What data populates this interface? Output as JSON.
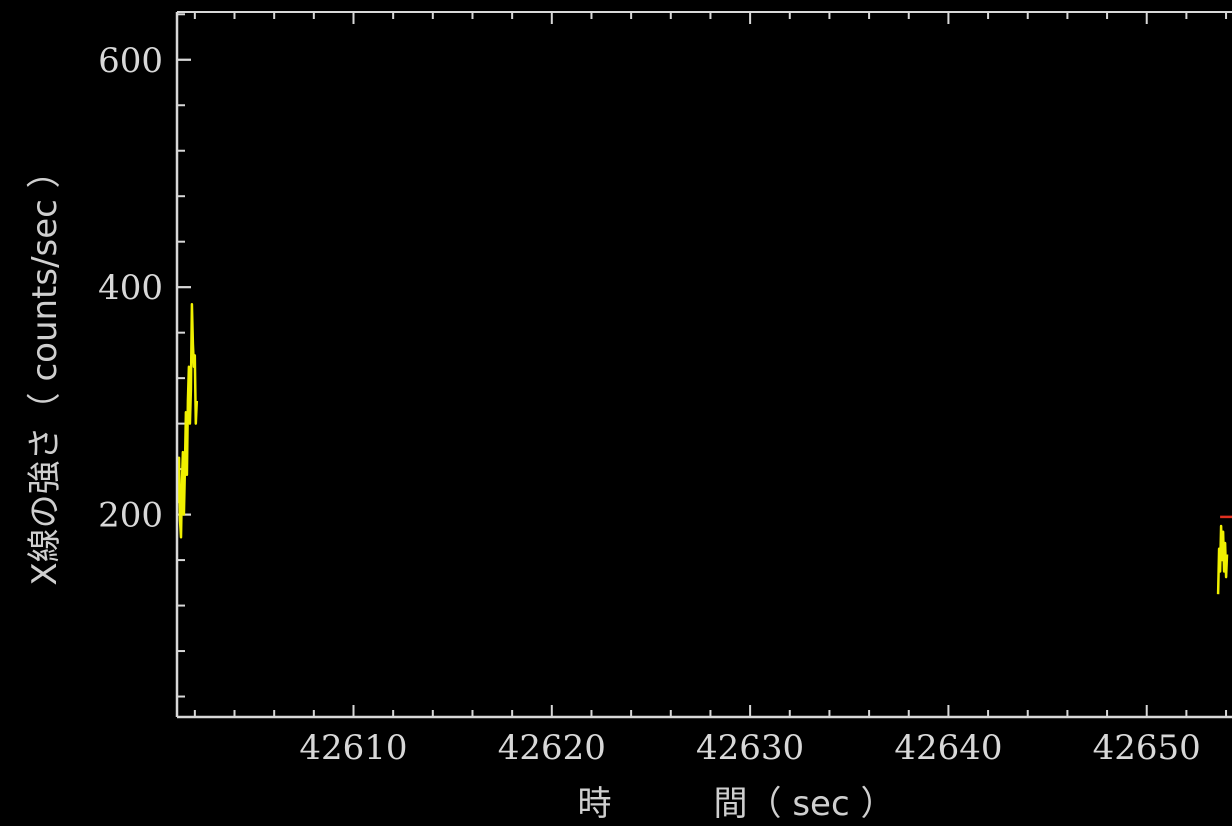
{
  "chart_data": {
    "type": "line",
    "title": "",
    "xlabel": "時　　　間（ sec ）",
    "ylabel": "X線の強さ（ counts/sec ）",
    "xlim": [
      42601.1,
      42654.3
    ],
    "ylim": [
      22,
      642
    ],
    "x_major_ticks": [
      42610,
      42620,
      42630,
      42640,
      42650
    ],
    "x_tick_labels": [
      "42610",
      "42620",
      "42630",
      "42640",
      "42650"
    ],
    "x_minor_step": 2,
    "y_major_ticks": [
      200,
      400,
      600
    ],
    "y_tick_labels": [
      "200",
      "400",
      "600"
    ],
    "y_minor_step": 40,
    "grid": false,
    "legend": "none",
    "colors": {
      "background": "#000000",
      "axis": "#d8d8d8",
      "text": "#d8d8d8"
    },
    "series": [
      {
        "color": "#f0f000",
        "points": [
          [
            42601.15,
            210
          ],
          [
            42601.2,
            250
          ],
          [
            42601.25,
            195
          ],
          [
            42601.3,
            180
          ],
          [
            42601.35,
            230
          ],
          [
            42601.4,
            255
          ],
          [
            42601.45,
            200
          ],
          [
            42601.5,
            240
          ],
          [
            42601.55,
            290
          ],
          [
            42601.6,
            235
          ],
          [
            42601.65,
            300
          ],
          [
            42601.7,
            330
          ],
          [
            42601.75,
            280
          ],
          [
            42601.8,
            310
          ],
          [
            42601.85,
            385
          ],
          [
            42601.9,
            350
          ],
          [
            42601.95,
            330
          ],
          [
            42602.0,
            340
          ],
          [
            42602.05,
            280
          ],
          [
            42602.1,
            300
          ]
        ]
      },
      {
        "color": "#f0f000",
        "points": [
          [
            42653.6,
            130
          ],
          [
            42653.65,
            170
          ],
          [
            42653.7,
            150
          ],
          [
            42653.75,
            190
          ],
          [
            42653.8,
            160
          ],
          [
            42653.85,
            185
          ],
          [
            42653.9,
            150
          ],
          [
            42653.95,
            175
          ],
          [
            42654.0,
            145
          ],
          [
            42654.05,
            165
          ]
        ]
      },
      {
        "color": "#e03020",
        "points": [
          [
            42653.7,
            198
          ],
          [
            42654.3,
            198
          ]
        ]
      }
    ]
  }
}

+ + + + + + +

Short task: Make an exact copy of the listing above. Do not include the pictures.

Solution to the problem:
What data populates this interface? Output as JSON.
{
  "chart_data": {
    "type": "line",
    "title": "",
    "xlabel": "時　　　間（ sec ）",
    "ylabel": "X線の強さ（ counts/sec ）",
    "xlim": [
      42601.1,
      42654.3
    ],
    "ylim": [
      22,
      642
    ],
    "x_major_ticks": [
      42610,
      42620,
      42630,
      42640,
      42650
    ],
    "x_tick_labels": [
      "42610",
      "42620",
      "42630",
      "42640",
      "42650"
    ],
    "x_minor_step": 2,
    "y_major_ticks": [
      200,
      400,
      600
    ],
    "y_tick_labels": [
      "200",
      "400",
      "600"
    ],
    "y_minor_step": 40,
    "grid": false,
    "legend": "none",
    "colors": {
      "background": "#000000",
      "axis": "#d8d8d8",
      "text": "#d8d8d8"
    },
    "series": [
      {
        "color": "#f0f000",
        "points": [
          [
            42601.15,
            210
          ],
          [
            42601.2,
            250
          ],
          [
            42601.25,
            195
          ],
          [
            42601.3,
            180
          ],
          [
            42601.35,
            230
          ],
          [
            42601.4,
            255
          ],
          [
            42601.45,
            200
          ],
          [
            42601.5,
            240
          ],
          [
            42601.55,
            290
          ],
          [
            42601.6,
            235
          ],
          [
            42601.65,
            300
          ],
          [
            42601.7,
            330
          ],
          [
            42601.75,
            280
          ],
          [
            42601.8,
            310
          ],
          [
            42601.85,
            385
          ],
          [
            42601.9,
            350
          ],
          [
            42601.95,
            330
          ],
          [
            42602.0,
            340
          ],
          [
            42602.05,
            280
          ],
          [
            42602.1,
            300
          ]
        ]
      },
      {
        "color": "#f0f000",
        "points": [
          [
            42653.6,
            130
          ],
          [
            42653.65,
            170
          ],
          [
            42653.7,
            150
          ],
          [
            42653.75,
            190
          ],
          [
            42653.8,
            160
          ],
          [
            42653.85,
            185
          ],
          [
            42653.9,
            150
          ],
          [
            42653.95,
            175
          ],
          [
            42654.0,
            145
          ],
          [
            42654.05,
            165
          ]
        ]
      },
      {
        "color": "#e03020",
        "points": [
          [
            42653.7,
            198
          ],
          [
            42654.3,
            198
          ]
        ]
      }
    ]
  }
}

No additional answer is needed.